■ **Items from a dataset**
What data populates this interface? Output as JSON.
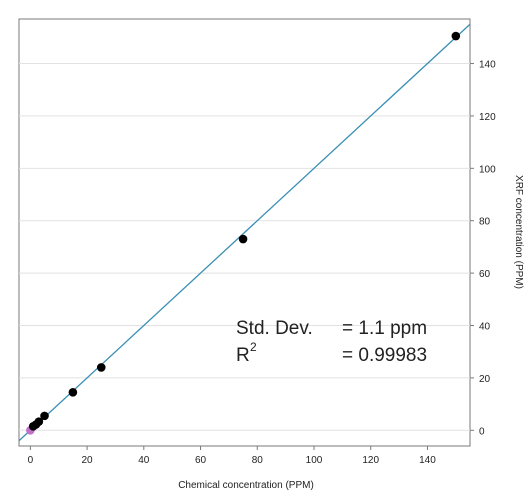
{
  "chart_data": {
    "type": "scatter",
    "title": "",
    "xlabel": "Chemical concentration (PPM)",
    "ylabel": "XRF concentration (PPM)",
    "xlim": [
      -4,
      155
    ],
    "ylim": [
      -6,
      157
    ],
    "x_ticks": [
      0,
      20,
      40,
      60,
      80,
      100,
      120,
      140
    ],
    "y_ticks": [
      0,
      20,
      40,
      60,
      80,
      100,
      120,
      140
    ],
    "y_axis_side": "right",
    "grid": "horizontal",
    "points": [
      {
        "x": 0,
        "y": 0,
        "color": "#c070c8"
      },
      {
        "x": 1,
        "y": 1.5,
        "color": "#000000"
      },
      {
        "x": 2,
        "y": 2.2,
        "color": "#000000"
      },
      {
        "x": 3,
        "y": 3.3,
        "color": "#000000"
      },
      {
        "x": 5,
        "y": 5.5,
        "color": "#000000"
      },
      {
        "x": 15,
        "y": 14.5,
        "color": "#000000"
      },
      {
        "x": 25,
        "y": 24,
        "color": "#000000"
      },
      {
        "x": 75,
        "y": 73,
        "color": "#000000"
      },
      {
        "x": 150,
        "y": 150.5,
        "color": "#000000"
      }
    ],
    "fit_line": {
      "slope": 1.0,
      "intercept": 0,
      "color": "#3a8fb5"
    },
    "annotations": {
      "std_dev_label": "Std. Dev.",
      "std_dev_value": "= 1.1 ppm",
      "r2_label": "R",
      "r2_exponent": "2",
      "r2_value": "= 0.99983"
    }
  }
}
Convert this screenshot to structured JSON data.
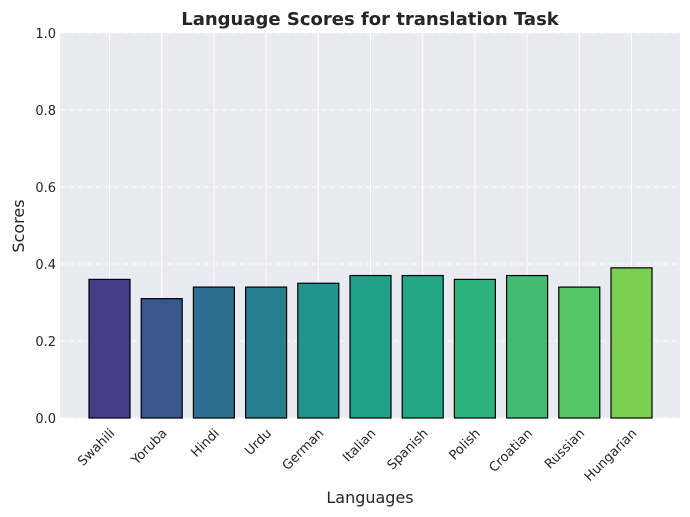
{
  "chart_data": {
    "type": "bar",
    "title": "Language Scores for translation Task",
    "xlabel": "Languages",
    "ylabel": "Scores",
    "ylim": [
      0,
      1.0
    ],
    "yticks": [
      "0.0",
      "0.2",
      "0.4",
      "0.6",
      "0.8",
      "1.0"
    ],
    "categories": [
      "Swahili",
      "Yoruba",
      "Hindi",
      "Urdu",
      "German",
      "Italian",
      "Spanish",
      "Polish",
      "Croatian",
      "Russian",
      "Hungarian"
    ],
    "values": [
      0.36,
      0.31,
      0.34,
      0.34,
      0.35,
      0.37,
      0.37,
      0.36,
      0.37,
      0.34,
      0.39
    ],
    "colors": [
      "#433e85",
      "#38588c",
      "#2d6f8e",
      "#277f8e",
      "#1f958b",
      "#1fa187",
      "#22a884",
      "#2eb37c",
      "#40bd72",
      "#57c666",
      "#7ad151"
    ],
    "grid": true,
    "background": "#eaeaf2"
  }
}
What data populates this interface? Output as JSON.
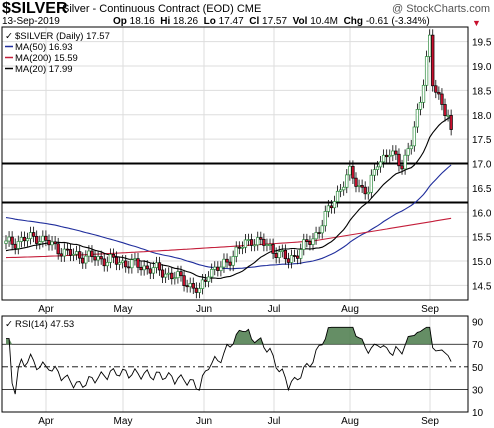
{
  "header": {
    "symbol": "$SILVER",
    "description": "Silver - Continuous Contract (EOD)",
    "exchange": "CME",
    "watermark": "@ StockCharts.com",
    "date": "13-Sep-2019",
    "open_label": "Op",
    "open": "18.16",
    "high_label": "Hi",
    "high": "18.26",
    "low_label": "Lo",
    "low": "17.47",
    "close_label": "Cl",
    "close": "17.57",
    "volume_label": "Vol",
    "volume": "10.4M",
    "change_label": "Chg",
    "change": "-0.61 (-3.34%)"
  },
  "chart_data": [
    {
      "type": "candlestick",
      "legend": [
        {
          "label": "$SILVER (Daily) 17.57",
          "color": "#000000",
          "marker": "check"
        },
        {
          "label": "MA(50) 16.93",
          "color": "#1f2d9c",
          "marker": "line"
        },
        {
          "label": "MA(200) 15.59",
          "color": "#c41e3a",
          "marker": "line"
        },
        {
          "label": "MA(20) 17.99",
          "color": "#000000",
          "marker": "line"
        }
      ],
      "legend_position": "top-left",
      "ylim": [
        14.2,
        19.8
      ],
      "y_ticks": [
        "14.5",
        "15.0",
        "15.5",
        "16.0",
        "16.5",
        "17.0",
        "17.5",
        "18.0",
        "18.5",
        "19.0",
        "19.5"
      ],
      "x_ticks": [
        "Apr",
        "May",
        "Jun",
        "Jul",
        "Aug",
        "Sep"
      ],
      "horizontal_lines": [
        17.0,
        16.2
      ],
      "grid": true,
      "up_color": "#2e8b3e",
      "down_color": "#c8102e"
    },
    {
      "type": "line",
      "legend": [
        {
          "label": "RSI(14) 47.53",
          "marker": "check"
        }
      ],
      "ylim": [
        10,
        95
      ],
      "y_ticks": [
        "90",
        "70",
        "50",
        "30",
        "10"
      ],
      "x_ticks": [
        "Apr",
        "May",
        "Jun",
        "Jul",
        "Aug",
        "Sep"
      ],
      "reference_lines": [
        70,
        50,
        30
      ],
      "overbought_fill_color": "#4a7a4a",
      "line_color": "#000000"
    }
  ]
}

■ **The problem**
Transcribe every record above exactly, leaving out the pictures.

■ **Task response**
What data populates this interface? Output as JSON.
{
  "chart_data": {
    "type": "scatter",
    "title": "",
    "xlabel": "Chemical concentration (PPM)",
    "ylabel": "XRF concentration (PPM)",
    "xlim": [
      -4,
      155
    ],
    "ylim": [
      -6,
      157
    ],
    "x_ticks": [
      0,
      20,
      40,
      60,
      80,
      100,
      120,
      140
    ],
    "y_ticks": [
      0,
      20,
      40,
      60,
      80,
      100,
      120,
      140
    ],
    "y_axis_side": "right",
    "grid": "horizontal",
    "points": [
      {
        "x": 0,
        "y": 0,
        "color": "#c070c8"
      },
      {
        "x": 1,
        "y": 1.5,
        "color": "#000000"
      },
      {
        "x": 2,
        "y": 2.2,
        "color": "#000000"
      },
      {
        "x": 3,
        "y": 3.3,
        "color": "#000000"
      },
      {
        "x": 5,
        "y": 5.5,
        "color": "#000000"
      },
      {
        "x": 15,
        "y": 14.5,
        "color": "#000000"
      },
      {
        "x": 25,
        "y": 24,
        "color": "#000000"
      },
      {
        "x": 75,
        "y": 73,
        "color": "#000000"
      },
      {
        "x": 150,
        "y": 150.5,
        "color": "#000000"
      }
    ],
    "fit_line": {
      "slope": 1.0,
      "intercept": 0,
      "color": "#3a8fb5"
    },
    "annotations": {
      "std_dev_label": "Std. Dev.",
      "std_dev_value": "= 1.1 ppm",
      "r2_label": "R",
      "r2_exponent": "2",
      "r2_value": "= 0.99983"
    }
  }
}
Convert this screenshot to structured JSON data.
{
  "chart_data": {
    "type": "bar",
    "title": "Language Scores for translation Task",
    "xlabel": "Languages",
    "ylabel": "Scores",
    "ylim": [
      0,
      1.0
    ],
    "yticks": [
      "0.0",
      "0.2",
      "0.4",
      "0.6",
      "0.8",
      "1.0"
    ],
    "categories": [
      "Swahili",
      "Yoruba",
      "Hindi",
      "Urdu",
      "German",
      "Italian",
      "Spanish",
      "Polish",
      "Croatian",
      "Russian",
      "Hungarian"
    ],
    "values": [
      0.36,
      0.31,
      0.34,
      0.34,
      0.35,
      0.37,
      0.37,
      0.36,
      0.37,
      0.34,
      0.39
    ],
    "colors": [
      "#433e85",
      "#38588c",
      "#2d6f8e",
      "#277f8e",
      "#1f958b",
      "#1fa187",
      "#22a884",
      "#2eb37c",
      "#40bd72",
      "#57c666",
      "#7ad151"
    ],
    "grid": true,
    "background": "#eaeaf2"
  }
}
What data populates this interface? Output as JSON.
{
  "header": {
    "symbol": "$SILVER",
    "description": "Silver - Continuous Contract (EOD)",
    "exchange": "CME",
    "watermark": "@ StockCharts.com",
    "date": "13-Sep-2019",
    "open_label": "Op",
    "open": "18.16",
    "high_label": "Hi",
    "high": "18.26",
    "low_label": "Lo",
    "low": "17.47",
    "close_label": "Cl",
    "close": "17.57",
    "volume_label": "Vol",
    "volume": "10.4M",
    "change_label": "Chg",
    "change": "-0.61 (-3.34%)"
  },
  "chart_data": [
    {
      "type": "candlestick",
      "legend": [
        {
          "label": "$SILVER (Daily) 17.57",
          "color": "#000000",
          "marker": "check"
        },
        {
          "label": "MA(50) 16.93",
          "color": "#1f2d9c",
          "marker": "line"
        },
        {
          "label": "MA(200) 15.59",
          "color": "#c41e3a",
          "marker": "line"
        },
        {
          "label": "MA(20) 17.99",
          "color": "#000000",
          "marker": "line"
        }
      ],
      "legend_position": "top-left",
      "ylim": [
        14.2,
        19.8
      ],
      "y_ticks": [
        "14.5",
        "15.0",
        "15.5",
        "16.0",
        "16.5",
        "17.0",
        "17.5",
        "18.0",
        "18.5",
        "19.0",
        "19.5"
      ],
      "x_ticks": [
        "Apr",
        "May",
        "Jun",
        "Jul",
        "Aug",
        "Sep"
      ],
      "horizontal_lines": [
        17.0,
        16.2
      ],
      "grid": true,
      "up_color": "#2e8b3e",
      "down_color": "#c8102e"
    },
    {
      "type": "line",
      "legend": [
        {
          "label": "RSI(14) 47.53",
          "marker": "check"
        }
      ],
      "ylim": [
        10,
        95
      ],
      "y_ticks": [
        "90",
        "70",
        "50",
        "30",
        "10"
      ],
      "x_ticks": [
        "Apr",
        "May",
        "Jun",
        "Jul",
        "Aug",
        "Sep"
      ],
      "reference_lines": [
        70,
        50,
        30
      ],
      "overbought_fill_color": "#4a7a4a",
      "line_color": "#000000"
    }
  ]
}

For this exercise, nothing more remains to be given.